>>>>>
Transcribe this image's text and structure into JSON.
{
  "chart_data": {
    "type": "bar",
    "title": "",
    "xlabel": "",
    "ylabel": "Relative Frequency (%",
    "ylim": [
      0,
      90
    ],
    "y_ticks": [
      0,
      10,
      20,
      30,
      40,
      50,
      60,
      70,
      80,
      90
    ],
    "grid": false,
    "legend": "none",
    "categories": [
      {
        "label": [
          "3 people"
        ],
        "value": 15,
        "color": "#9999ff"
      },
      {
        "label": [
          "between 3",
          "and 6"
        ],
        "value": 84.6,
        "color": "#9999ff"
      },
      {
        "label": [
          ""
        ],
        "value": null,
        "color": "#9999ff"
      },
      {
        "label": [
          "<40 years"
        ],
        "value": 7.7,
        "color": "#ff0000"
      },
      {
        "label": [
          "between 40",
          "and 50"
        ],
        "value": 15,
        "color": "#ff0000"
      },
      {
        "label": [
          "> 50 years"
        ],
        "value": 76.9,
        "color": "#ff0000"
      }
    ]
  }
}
<<<<<
What you have to do:
Output the listing above exactly as it appears.

Output for this exercise:
Transcribe this image's text and structure into JSON.
{
  "chart_data": {
    "type": "bar",
    "title": "",
    "xlabel": "",
    "ylabel": "Relative Frequency (%",
    "ylim": [
      0,
      90
    ],
    "y_ticks": [
      0,
      10,
      20,
      30,
      40,
      50,
      60,
      70,
      80,
      90
    ],
    "grid": false,
    "legend": "none",
    "categories": [
      {
        "label": [
          "3 people"
        ],
        "value": 15,
        "color": "#9999ff"
      },
      {
        "label": [
          "between 3",
          "and 6"
        ],
        "value": 84.6,
        "color": "#9999ff"
      },
      {
        "label": [
          ""
        ],
        "value": null,
        "color": "#9999ff"
      },
      {
        "label": [
          "<40 years"
        ],
        "value": 7.7,
        "color": "#ff0000"
      },
      {
        "label": [
          "between 40",
          "and 50"
        ],
        "value": 15,
        "color": "#ff0000"
      },
      {
        "label": [
          "> 50 years"
        ],
        "value": 76.9,
        "color": "#ff0000"
      }
    ]
  }
}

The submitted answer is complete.